== What you have to do ==
From the listing below, count the lines where the string "name" occurs. Give the number, with no other words.

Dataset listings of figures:
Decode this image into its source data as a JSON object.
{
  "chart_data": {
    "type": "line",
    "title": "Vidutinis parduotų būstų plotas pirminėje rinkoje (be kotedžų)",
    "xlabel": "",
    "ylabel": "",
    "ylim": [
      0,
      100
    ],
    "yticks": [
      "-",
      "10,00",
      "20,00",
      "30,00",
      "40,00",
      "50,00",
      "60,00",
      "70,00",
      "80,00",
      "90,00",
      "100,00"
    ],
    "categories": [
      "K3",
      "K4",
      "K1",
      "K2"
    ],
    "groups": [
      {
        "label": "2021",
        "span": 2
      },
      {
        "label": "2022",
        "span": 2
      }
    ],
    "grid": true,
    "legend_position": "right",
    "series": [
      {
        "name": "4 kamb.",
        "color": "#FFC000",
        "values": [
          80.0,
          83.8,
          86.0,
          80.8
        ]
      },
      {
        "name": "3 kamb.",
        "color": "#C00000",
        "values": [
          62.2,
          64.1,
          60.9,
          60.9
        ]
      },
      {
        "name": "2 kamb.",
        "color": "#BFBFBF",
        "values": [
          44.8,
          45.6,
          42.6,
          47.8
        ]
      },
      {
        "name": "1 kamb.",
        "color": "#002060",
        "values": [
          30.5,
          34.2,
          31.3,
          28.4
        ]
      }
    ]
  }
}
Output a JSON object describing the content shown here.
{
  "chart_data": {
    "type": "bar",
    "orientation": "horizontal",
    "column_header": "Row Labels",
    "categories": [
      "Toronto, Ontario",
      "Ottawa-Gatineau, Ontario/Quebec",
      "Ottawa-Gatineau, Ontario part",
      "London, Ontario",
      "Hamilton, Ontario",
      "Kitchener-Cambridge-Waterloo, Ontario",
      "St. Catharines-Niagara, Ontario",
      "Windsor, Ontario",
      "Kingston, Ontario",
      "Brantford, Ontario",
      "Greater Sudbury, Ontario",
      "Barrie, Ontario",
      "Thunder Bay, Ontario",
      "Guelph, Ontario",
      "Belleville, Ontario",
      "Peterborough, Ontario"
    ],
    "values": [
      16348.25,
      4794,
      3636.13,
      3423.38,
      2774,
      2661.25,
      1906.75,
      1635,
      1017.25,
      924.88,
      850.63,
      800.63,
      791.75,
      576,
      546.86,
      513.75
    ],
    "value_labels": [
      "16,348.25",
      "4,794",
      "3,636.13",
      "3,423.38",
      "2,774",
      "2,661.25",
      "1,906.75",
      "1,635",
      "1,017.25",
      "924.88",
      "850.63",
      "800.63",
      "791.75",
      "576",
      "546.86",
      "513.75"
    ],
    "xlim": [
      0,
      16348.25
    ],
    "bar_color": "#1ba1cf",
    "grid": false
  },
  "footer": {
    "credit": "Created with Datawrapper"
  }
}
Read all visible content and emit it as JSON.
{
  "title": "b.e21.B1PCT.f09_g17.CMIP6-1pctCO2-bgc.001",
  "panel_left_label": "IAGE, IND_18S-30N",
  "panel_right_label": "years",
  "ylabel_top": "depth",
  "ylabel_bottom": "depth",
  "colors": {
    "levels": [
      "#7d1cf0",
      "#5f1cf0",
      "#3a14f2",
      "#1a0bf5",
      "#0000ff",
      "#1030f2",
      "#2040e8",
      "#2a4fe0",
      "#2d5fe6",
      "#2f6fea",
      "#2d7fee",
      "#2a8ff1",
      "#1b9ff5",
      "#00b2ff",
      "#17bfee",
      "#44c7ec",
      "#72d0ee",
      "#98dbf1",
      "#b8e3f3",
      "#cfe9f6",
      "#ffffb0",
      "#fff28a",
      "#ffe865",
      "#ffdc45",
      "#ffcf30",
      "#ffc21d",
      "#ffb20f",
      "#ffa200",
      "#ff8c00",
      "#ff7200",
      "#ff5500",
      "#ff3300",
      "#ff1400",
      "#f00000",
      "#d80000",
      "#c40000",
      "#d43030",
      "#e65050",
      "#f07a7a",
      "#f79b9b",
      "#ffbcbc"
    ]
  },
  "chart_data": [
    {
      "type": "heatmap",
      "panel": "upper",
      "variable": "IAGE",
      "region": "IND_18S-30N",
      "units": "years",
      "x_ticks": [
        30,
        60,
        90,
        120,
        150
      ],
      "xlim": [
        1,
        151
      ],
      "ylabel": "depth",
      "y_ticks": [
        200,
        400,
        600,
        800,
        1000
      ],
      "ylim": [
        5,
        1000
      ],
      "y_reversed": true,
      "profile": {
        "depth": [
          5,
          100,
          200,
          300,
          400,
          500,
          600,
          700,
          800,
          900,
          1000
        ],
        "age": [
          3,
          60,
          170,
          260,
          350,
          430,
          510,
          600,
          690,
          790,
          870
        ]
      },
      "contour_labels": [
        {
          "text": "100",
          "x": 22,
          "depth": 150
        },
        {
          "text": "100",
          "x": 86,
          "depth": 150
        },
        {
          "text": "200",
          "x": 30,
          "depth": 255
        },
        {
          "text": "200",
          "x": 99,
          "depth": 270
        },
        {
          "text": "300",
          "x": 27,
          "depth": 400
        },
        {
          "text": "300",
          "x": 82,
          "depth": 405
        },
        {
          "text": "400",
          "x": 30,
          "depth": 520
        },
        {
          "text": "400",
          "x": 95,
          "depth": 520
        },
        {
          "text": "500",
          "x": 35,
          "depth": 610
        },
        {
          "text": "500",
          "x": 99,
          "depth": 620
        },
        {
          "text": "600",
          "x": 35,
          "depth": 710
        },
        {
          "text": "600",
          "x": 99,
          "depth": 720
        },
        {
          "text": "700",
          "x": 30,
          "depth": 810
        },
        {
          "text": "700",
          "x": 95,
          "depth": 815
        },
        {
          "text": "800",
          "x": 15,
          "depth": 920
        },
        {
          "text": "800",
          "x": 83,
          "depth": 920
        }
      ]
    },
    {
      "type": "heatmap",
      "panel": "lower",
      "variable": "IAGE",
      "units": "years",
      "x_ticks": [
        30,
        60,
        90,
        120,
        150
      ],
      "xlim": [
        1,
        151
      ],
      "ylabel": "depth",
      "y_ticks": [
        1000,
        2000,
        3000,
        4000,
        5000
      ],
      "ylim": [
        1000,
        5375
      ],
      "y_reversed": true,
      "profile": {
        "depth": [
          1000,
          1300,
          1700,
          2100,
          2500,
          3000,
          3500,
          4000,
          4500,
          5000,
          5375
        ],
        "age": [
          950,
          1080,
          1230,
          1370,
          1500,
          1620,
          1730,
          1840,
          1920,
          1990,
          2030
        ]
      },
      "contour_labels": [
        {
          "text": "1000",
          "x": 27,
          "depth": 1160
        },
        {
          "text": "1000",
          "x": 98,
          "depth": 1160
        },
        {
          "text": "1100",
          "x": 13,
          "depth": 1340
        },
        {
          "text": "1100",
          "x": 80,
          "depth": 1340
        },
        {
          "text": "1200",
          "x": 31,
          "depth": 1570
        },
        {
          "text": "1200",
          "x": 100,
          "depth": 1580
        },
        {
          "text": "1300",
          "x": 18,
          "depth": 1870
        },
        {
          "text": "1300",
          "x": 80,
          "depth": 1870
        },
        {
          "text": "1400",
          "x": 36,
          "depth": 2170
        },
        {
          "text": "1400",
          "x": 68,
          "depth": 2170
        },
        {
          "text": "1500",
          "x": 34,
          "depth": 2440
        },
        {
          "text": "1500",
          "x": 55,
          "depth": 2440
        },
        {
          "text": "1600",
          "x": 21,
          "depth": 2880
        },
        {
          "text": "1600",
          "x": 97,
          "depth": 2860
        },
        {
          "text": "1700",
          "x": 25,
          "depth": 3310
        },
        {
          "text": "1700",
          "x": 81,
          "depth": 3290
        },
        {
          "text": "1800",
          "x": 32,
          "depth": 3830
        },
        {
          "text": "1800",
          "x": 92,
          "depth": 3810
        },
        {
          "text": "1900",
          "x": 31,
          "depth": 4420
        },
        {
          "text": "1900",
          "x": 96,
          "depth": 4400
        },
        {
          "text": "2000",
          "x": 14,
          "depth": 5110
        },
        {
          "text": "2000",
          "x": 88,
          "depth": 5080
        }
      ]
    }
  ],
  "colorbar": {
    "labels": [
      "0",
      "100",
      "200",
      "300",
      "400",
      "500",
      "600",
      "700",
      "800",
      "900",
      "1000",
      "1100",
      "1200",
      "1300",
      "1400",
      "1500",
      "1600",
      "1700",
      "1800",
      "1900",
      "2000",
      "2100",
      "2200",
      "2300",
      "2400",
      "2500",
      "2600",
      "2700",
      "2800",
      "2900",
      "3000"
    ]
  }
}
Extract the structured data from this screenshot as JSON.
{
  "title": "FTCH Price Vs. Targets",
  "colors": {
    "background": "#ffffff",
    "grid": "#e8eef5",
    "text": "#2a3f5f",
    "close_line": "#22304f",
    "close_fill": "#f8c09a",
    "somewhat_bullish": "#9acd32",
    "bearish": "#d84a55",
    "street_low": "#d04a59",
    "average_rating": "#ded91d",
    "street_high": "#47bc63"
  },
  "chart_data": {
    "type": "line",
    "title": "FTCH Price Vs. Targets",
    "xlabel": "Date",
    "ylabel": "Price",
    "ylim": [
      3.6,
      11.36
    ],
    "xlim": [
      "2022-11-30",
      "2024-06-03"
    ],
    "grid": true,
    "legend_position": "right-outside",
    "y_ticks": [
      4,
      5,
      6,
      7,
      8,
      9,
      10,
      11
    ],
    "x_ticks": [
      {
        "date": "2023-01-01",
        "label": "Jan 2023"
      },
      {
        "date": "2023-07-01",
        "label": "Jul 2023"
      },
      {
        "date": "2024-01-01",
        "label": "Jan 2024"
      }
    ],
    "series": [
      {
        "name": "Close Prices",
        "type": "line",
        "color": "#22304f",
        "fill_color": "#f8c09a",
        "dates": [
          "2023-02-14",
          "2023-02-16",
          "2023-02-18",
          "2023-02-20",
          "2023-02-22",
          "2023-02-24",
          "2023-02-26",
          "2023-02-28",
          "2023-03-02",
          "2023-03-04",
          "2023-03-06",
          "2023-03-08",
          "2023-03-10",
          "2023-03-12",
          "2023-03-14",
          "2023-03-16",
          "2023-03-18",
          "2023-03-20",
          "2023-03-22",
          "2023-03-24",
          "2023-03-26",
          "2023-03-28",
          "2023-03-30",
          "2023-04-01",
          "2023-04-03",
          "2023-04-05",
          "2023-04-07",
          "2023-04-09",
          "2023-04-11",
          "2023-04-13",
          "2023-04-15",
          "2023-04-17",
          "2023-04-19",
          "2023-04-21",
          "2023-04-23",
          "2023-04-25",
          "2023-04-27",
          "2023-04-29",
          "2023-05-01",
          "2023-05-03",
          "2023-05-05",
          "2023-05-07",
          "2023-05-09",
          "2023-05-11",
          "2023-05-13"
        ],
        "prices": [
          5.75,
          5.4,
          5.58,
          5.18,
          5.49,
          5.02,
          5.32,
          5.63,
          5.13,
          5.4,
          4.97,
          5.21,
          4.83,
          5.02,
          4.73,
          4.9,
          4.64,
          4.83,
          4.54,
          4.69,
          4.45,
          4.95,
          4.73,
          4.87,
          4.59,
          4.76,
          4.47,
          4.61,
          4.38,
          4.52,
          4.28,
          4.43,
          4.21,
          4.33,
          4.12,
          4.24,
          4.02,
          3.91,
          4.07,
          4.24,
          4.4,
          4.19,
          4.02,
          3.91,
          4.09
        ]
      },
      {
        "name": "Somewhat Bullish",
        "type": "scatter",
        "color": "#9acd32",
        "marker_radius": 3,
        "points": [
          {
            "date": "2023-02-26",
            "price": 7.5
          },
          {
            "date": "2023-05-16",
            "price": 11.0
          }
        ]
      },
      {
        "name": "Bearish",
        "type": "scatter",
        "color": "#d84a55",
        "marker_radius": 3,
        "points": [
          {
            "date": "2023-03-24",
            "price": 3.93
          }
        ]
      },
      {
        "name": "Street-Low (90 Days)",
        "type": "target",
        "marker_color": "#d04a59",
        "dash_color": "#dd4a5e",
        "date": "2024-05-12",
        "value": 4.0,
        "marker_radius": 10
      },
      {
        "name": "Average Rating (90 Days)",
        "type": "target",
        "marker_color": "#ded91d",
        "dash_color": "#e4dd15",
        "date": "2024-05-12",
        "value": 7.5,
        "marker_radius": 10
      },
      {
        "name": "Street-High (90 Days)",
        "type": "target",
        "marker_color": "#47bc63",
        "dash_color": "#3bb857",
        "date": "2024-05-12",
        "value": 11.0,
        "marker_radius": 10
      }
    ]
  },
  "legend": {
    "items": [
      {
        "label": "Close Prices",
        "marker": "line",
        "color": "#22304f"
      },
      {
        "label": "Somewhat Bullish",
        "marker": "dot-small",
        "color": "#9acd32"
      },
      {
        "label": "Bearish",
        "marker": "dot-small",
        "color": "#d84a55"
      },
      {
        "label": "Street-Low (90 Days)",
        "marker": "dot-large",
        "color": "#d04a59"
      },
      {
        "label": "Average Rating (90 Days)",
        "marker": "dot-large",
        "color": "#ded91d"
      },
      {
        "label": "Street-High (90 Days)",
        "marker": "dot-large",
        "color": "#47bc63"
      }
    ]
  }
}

== Solution for this exercise ==
10